__INSTRUCTIONS FOR THE TASK__: Each entry below is to be transcribed exactly.

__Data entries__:
Begin

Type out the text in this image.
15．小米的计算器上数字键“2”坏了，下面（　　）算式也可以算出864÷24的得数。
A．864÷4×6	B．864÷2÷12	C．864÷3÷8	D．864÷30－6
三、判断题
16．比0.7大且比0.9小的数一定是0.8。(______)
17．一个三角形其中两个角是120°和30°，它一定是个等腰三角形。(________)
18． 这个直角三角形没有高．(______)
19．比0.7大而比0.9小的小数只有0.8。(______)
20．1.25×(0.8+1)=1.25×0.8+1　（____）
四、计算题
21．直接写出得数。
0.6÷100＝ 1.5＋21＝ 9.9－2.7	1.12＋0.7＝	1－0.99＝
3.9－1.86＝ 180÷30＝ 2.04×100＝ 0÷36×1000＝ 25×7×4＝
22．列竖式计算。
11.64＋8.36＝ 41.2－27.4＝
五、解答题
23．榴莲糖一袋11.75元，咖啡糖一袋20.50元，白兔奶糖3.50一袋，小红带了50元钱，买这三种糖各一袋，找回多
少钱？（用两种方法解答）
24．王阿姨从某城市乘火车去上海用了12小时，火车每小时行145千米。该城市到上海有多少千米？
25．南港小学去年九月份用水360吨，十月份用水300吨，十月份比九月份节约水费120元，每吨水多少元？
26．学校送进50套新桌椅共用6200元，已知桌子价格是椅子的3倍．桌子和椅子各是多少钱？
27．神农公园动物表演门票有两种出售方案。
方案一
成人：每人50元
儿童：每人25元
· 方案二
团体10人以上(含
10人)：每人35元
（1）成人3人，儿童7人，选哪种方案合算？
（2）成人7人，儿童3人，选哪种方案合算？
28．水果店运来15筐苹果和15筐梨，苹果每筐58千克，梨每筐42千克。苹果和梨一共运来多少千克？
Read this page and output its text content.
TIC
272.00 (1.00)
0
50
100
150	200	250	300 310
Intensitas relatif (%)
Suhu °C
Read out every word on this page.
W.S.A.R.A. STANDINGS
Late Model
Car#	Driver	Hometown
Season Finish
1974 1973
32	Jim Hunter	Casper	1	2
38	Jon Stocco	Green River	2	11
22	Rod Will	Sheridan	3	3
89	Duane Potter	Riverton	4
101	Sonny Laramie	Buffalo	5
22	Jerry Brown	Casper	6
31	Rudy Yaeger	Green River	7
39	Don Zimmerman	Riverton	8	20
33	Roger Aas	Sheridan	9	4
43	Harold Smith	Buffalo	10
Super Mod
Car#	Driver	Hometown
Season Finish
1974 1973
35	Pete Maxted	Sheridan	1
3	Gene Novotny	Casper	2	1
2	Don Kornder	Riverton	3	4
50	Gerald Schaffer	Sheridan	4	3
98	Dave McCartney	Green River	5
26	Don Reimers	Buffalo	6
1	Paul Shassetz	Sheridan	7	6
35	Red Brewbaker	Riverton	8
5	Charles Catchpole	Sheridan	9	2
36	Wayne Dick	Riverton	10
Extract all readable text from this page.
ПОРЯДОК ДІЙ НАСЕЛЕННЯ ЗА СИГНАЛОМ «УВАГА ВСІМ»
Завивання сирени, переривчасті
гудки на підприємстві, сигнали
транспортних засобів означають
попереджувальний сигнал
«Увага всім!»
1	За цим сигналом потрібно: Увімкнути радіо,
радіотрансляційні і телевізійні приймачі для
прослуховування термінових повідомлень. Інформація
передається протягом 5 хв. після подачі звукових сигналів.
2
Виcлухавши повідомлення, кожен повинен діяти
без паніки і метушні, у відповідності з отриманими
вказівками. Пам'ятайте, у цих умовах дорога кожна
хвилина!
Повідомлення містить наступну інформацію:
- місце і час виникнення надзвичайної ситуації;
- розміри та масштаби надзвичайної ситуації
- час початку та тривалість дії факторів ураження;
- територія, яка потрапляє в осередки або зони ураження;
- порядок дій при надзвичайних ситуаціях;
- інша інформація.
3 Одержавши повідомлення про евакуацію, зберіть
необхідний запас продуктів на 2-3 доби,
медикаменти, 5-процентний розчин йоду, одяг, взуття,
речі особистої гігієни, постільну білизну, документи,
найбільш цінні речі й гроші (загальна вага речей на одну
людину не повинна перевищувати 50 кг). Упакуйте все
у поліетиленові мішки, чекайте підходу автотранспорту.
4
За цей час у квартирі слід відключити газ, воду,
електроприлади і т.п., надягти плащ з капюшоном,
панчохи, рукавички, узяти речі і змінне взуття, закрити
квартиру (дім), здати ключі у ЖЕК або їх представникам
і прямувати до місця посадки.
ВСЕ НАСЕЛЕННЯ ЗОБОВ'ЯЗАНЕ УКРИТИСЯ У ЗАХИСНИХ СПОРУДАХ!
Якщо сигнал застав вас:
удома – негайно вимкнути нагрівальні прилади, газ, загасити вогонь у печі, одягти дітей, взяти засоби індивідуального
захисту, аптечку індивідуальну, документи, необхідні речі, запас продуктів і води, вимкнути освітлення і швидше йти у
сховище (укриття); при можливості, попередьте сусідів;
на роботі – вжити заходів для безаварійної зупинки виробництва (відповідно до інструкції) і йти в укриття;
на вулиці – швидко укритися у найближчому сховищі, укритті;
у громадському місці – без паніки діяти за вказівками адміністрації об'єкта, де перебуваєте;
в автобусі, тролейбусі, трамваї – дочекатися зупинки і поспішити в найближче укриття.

End

__WRITTEN RESPONSE__:
Type out the text in this image.
15．小米的计算器上数字键“2”坏了，下面（　　）算式也可以算出864÷24的得数。
A．864÷4×6	B．864÷2÷12	C．864÷3÷8	D．864÷30－6
三、判断题
16．比0.7大且比0.9小的数一定是0.8。(______)
17．一个三角形其中两个角是120°和30°，它一定是个等腰三角形。(________)
18． 这个直角三角形没有高．(______)
19．比0.7大而比0.9小的小数只有0.8。(______)
20．1.25×(0.8+1)=1.25×0.8+1　（____）
四、计算题
21．直接写出得数。
0.6÷100＝ 1.5＋21＝ 9.9－2.7	1.12＋0.7＝	1－0.99＝
3.9－1.86＝ 180÷30＝ 2.04×100＝ 0÷36×1000＝ 25×7×4＝
22．列竖式计算。
11.64＋8.36＝ 41.2－27.4＝
五、解答题
23．榴莲糖一袋11.75元，咖啡糖一袋20.50元，白兔奶糖3.50一袋，小红带了50元钱，买这三种糖各一袋，找回多
少钱？（用两种方法解答）
24．王阿姨从某城市乘火车去上海用了12小时，火车每小时行145千米。该城市到上海有多少千米？
25．南港小学去年九月份用水360吨，十月份用水300吨，十月份比九月份节约水费120元，每吨水多少元？
26．学校送进50套新桌椅共用6200元，已知桌子价格是椅子的3倍．桌子和椅子各是多少钱？
27．神农公园动物表演门票有两种出售方案。
方案一
成人：每人50元
儿童：每人25元
· 方案二
团体10人以上(含
10人)：每人35元
（1）成人3人，儿童7人，选哪种方案合算？
（2）成人7人，儿童3人，选哪种方案合算？
28．水果店运来15筐苹果和15筐梨，苹果每筐58千克，梨每筐42千克。苹果和梨一共运来多少千克？
Read this page and output its text content.
TIC
272.00 (1.00)
0
50
100
150	200	250	300 310
Intensitas relatif (%)
Suhu °C
Read out every word on this page.
W.S.A.R.A. STANDINGS
Late Model
Car#	Driver	Hometown
Season Finish
1974 1973
32	Jim Hunter	Casper	1	2
38	Jon Stocco	Green River	2	11
22	Rod Will	Sheridan	3	3
89	Duane Potter	Riverton	4
101	Sonny Laramie	Buffalo	5
22	Jerry Brown	Casper	6
31	Rudy Yaeger	Green River	7
39	Don Zimmerman	Riverton	8	20
33	Roger Aas	Sheridan	9	4
43	Harold Smith	Buffalo	10
Super Mod
Car#	Driver	Hometown
Season Finish
1974 1973
35	Pete Maxted	Sheridan	1
3	Gene Novotny	Casper	2	1
2	Don Kornder	Riverton	3	4
50	Gerald Schaffer	Sheridan	4	3
98	Dave McCartney	Green River	5
26	Don Reimers	Buffalo	6
1	Paul Shassetz	Sheridan	7	6
35	Red Brewbaker	Riverton	8
5	Charles Catchpole	Sheridan	9	2
36	Wayne Dick	Riverton	10
Extract all readable text from this page.
ПОРЯДОК ДІЙ НАСЕЛЕННЯ ЗА СИГНАЛОМ «УВАГА ВСІМ»
Завивання сирени, переривчасті
гудки на підприємстві, сигнали
транспортних засобів означають
попереджувальний сигнал
«Увага всім!»
1	За цим сигналом потрібно: Увімкнути радіо,
радіотрансляційні і телевізійні приймачі для
прослуховування термінових повідомлень. Інформація
передається протягом 5 хв. після подачі звукових сигналів.
2
Виcлухавши повідомлення, кожен повинен діяти
без паніки і метушні, у відповідності з отриманими
вказівками. Пам'ятайте, у цих умовах дорога кожна
хвилина!
Повідомлення містить наступну інформацію:
- місце і час виникнення надзвичайної ситуації;
- розміри та масштаби надзвичайної ситуації
- час початку та тривалість дії факторів ураження;
- територія, яка потрапляє в осередки або зони ураження;
- порядок дій при надзвичайних ситуаціях;
- інша інформація.
3 Одержавши повідомлення про евакуацію, зберіть
необхідний запас продуктів на 2-3 доби,
медикаменти, 5-процентний розчин йоду, одяг, взуття,
речі особистої гігієни, постільну білизну, документи,
найбільш цінні речі й гроші (загальна вага речей на одну
людину не повинна перевищувати 50 кг). Упакуйте все
у поліетиленові мішки, чекайте підходу автотранспорту.
4
За цей час у квартирі слід відключити газ, воду,
електроприлади і т.п., надягти плащ з капюшоном,
панчохи, рукавички, узяти речі і змінне взуття, закрити
квартиру (дім), здати ключі у ЖЕК або їх представникам
і прямувати до місця посадки.
ВСЕ НАСЕЛЕННЯ ЗОБОВ'ЯЗАНЕ УКРИТИСЯ У ЗАХИСНИХ СПОРУДАХ!
Якщо сигнал застав вас:
удома – негайно вимкнути нагрівальні прилади, газ, загасити вогонь у печі, одягти дітей, взяти засоби індивідуального
захисту, аптечку індивідуальну, документи, необхідні речі, запас продуктів і води, вимкнути освітлення і швидше йти у
сховище (укриття); при можливості, попередьте сусідів;
на роботі – вжити заходів для безаварійної зупинки виробництва (відповідно до інструкції) і йти в укриття;
на вулиці – швидко укритися у найближчому сховищі, укритті;
у громадському місці – без паніки діяти за вказівками адміністрації об'єкта, де перебуваєте;
в автобусі, тролейбусі, трамваї – дочекатися зупинки і поспішити в найближче укриття.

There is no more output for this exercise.